* [Exercise brief]:
Review the material and extract every line in which the word "fiber" occurs.

* [Data supplied]:
★ ★ ★ ★ ★ ★ ★

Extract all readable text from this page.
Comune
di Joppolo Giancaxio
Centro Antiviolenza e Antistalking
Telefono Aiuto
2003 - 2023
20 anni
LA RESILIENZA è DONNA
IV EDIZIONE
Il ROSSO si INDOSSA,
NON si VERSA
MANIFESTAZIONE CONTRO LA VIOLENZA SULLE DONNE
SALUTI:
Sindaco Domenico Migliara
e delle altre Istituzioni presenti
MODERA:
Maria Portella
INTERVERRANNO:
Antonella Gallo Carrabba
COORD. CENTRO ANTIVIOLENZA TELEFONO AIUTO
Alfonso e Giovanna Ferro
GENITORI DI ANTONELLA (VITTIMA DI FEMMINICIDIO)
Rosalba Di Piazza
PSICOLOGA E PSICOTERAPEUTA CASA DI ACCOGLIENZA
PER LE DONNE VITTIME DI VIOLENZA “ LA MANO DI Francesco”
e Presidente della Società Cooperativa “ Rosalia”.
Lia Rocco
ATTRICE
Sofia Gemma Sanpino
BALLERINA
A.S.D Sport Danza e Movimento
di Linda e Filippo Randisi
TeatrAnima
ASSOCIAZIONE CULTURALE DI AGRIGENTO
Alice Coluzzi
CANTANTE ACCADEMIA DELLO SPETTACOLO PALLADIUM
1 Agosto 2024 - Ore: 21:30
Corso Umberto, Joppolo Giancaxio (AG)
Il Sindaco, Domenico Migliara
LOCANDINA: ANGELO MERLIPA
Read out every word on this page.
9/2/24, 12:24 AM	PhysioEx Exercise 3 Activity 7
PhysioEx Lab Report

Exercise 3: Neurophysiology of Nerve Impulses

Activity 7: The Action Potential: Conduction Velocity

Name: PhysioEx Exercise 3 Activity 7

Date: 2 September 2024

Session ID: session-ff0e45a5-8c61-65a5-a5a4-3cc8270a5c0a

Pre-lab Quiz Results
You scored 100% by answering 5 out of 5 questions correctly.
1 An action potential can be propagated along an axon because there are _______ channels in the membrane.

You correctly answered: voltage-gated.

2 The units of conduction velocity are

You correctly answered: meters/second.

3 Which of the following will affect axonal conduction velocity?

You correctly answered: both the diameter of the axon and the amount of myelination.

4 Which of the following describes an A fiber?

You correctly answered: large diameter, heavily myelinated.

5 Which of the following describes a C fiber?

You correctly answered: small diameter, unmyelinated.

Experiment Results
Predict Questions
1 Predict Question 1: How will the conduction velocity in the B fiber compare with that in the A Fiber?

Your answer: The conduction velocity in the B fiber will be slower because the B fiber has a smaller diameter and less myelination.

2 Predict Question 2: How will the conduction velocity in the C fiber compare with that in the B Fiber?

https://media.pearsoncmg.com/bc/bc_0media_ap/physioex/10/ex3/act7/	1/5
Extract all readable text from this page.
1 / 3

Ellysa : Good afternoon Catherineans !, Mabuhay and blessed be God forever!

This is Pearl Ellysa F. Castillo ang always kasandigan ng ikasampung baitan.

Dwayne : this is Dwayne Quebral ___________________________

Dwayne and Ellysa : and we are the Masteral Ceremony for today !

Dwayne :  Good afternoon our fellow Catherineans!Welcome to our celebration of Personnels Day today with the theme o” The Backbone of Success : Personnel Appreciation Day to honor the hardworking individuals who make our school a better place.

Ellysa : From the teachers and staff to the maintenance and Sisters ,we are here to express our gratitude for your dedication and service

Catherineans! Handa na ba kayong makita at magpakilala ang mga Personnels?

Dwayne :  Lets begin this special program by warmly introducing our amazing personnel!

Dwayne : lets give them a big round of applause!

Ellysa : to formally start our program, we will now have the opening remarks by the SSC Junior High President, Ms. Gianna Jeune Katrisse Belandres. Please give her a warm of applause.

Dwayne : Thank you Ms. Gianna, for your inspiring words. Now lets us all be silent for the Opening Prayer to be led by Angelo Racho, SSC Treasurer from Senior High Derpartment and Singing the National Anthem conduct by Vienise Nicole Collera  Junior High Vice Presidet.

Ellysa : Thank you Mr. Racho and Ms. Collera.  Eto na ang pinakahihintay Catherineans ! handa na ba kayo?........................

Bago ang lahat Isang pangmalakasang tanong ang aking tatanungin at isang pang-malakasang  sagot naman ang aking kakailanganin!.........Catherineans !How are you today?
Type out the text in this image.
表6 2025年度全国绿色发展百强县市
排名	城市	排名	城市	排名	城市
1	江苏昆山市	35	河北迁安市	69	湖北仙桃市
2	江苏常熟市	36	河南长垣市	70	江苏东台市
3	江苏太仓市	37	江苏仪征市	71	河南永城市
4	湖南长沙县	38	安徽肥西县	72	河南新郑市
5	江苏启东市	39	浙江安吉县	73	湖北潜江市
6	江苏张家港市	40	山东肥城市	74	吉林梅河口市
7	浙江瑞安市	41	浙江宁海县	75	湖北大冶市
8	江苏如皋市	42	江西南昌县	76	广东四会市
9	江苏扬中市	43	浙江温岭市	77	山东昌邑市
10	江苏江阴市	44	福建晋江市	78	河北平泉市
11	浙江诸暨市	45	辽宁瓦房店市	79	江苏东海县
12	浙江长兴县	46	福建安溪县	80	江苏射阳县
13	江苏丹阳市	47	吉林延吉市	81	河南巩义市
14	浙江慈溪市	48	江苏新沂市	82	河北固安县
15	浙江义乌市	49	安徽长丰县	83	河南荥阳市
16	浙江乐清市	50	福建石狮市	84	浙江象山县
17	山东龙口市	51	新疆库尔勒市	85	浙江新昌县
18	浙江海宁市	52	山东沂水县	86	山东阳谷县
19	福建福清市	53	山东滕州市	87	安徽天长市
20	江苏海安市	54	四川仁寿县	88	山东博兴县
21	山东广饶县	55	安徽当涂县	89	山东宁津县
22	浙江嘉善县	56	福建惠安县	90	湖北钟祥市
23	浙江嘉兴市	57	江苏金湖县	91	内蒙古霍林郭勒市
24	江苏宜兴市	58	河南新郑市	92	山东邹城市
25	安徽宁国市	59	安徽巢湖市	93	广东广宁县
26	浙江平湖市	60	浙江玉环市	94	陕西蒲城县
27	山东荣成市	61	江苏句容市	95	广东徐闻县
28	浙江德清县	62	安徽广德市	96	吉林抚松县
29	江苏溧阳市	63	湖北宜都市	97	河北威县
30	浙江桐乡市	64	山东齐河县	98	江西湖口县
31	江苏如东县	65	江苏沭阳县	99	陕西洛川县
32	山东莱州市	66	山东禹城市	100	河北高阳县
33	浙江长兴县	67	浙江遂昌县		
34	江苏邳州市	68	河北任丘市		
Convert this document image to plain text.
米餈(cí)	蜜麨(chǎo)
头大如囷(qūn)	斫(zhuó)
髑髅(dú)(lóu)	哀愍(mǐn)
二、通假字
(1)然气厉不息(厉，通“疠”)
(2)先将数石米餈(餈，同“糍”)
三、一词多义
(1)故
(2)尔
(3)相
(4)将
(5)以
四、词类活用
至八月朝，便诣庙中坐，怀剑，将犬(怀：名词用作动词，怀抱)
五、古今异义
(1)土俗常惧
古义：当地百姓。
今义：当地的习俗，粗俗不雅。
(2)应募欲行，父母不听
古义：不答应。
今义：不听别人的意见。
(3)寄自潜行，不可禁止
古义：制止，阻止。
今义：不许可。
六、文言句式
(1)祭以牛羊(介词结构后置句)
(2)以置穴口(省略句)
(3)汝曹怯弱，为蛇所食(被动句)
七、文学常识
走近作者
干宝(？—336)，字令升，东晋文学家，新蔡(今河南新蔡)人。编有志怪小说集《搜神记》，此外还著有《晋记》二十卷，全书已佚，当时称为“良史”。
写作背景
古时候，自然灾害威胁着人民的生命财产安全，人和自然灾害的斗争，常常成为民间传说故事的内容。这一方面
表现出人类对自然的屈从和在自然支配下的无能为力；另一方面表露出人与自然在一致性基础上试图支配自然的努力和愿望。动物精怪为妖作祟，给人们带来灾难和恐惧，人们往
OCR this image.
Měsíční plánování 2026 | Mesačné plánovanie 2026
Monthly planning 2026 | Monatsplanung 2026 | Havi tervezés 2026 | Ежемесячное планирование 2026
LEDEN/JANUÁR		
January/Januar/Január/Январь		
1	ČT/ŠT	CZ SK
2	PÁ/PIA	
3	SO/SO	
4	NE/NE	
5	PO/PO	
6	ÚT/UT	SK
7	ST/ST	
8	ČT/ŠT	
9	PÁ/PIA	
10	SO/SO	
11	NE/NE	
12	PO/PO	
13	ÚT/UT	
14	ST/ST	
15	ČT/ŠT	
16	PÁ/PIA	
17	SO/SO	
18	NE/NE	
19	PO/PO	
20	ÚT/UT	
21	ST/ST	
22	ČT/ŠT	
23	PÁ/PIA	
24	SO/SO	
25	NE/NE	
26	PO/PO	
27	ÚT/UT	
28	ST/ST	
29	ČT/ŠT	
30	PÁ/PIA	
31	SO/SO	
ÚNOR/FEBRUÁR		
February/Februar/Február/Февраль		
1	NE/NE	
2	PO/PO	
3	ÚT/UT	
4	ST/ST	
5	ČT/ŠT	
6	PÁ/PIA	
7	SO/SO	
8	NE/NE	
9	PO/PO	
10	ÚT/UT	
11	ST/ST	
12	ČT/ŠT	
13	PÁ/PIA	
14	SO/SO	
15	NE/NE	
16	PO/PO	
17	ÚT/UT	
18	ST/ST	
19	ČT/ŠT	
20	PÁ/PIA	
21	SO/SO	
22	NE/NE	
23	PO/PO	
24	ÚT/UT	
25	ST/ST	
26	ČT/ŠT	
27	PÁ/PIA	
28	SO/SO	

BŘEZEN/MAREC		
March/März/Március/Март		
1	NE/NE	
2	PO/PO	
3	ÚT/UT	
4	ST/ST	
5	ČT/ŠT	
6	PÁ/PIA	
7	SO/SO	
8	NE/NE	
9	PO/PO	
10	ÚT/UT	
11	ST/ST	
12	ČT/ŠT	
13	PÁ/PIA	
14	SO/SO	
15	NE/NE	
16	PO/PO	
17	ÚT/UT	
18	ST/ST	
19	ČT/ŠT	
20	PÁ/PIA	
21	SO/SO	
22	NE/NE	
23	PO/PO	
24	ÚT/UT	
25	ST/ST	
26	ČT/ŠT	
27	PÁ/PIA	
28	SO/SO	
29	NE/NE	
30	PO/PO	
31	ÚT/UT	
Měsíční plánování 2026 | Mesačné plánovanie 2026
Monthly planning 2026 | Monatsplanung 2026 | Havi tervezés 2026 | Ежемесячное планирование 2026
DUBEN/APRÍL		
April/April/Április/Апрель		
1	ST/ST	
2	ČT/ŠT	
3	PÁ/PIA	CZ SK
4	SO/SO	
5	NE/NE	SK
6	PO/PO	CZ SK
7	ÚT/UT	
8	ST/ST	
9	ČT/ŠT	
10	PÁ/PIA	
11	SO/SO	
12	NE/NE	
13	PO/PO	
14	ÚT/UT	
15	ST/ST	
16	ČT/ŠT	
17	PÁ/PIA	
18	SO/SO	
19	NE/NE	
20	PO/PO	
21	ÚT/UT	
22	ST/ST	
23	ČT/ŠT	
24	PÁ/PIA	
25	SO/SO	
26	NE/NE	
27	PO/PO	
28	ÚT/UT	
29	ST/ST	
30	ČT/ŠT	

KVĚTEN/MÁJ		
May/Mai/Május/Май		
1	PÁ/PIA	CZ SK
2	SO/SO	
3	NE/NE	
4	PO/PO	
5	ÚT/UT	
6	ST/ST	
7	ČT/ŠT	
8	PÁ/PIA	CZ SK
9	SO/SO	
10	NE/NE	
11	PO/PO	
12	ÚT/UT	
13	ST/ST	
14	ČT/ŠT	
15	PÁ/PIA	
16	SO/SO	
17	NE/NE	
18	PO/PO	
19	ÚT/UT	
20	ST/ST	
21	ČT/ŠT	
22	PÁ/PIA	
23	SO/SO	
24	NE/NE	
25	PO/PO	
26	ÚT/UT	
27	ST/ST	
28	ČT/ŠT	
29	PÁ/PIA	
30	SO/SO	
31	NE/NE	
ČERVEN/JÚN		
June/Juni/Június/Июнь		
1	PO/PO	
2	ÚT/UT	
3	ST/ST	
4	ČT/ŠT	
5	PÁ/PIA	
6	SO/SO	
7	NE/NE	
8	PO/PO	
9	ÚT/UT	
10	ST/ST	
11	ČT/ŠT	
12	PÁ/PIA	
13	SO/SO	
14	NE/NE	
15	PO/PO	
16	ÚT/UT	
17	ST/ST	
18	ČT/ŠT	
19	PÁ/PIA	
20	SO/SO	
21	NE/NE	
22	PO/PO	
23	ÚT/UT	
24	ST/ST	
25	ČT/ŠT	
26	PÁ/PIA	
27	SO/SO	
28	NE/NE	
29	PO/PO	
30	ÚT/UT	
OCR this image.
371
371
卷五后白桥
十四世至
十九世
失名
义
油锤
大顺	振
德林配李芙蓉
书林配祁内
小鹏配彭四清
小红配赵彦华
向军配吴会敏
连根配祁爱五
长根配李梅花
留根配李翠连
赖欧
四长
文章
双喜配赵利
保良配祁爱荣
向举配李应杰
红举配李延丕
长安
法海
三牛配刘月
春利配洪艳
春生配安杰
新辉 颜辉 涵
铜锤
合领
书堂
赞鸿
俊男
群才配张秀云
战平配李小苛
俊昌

★ ★ ★ ★ ★ ★ ★

* [The output]:
4 Which of the following describes an A fiber?
5 Which of the following describes a C fiber?
1 Predict Question 1: How will the conduction velocity in the B fiber compare with that in the A Fiber?
Your answer: The conduction velocity in the B fiber will be slower because the B fiber has a smaller diameter and less myelination.
2 Predict Question 2: How will the conduction velocity in the C fiber compare with that in the B Fiber?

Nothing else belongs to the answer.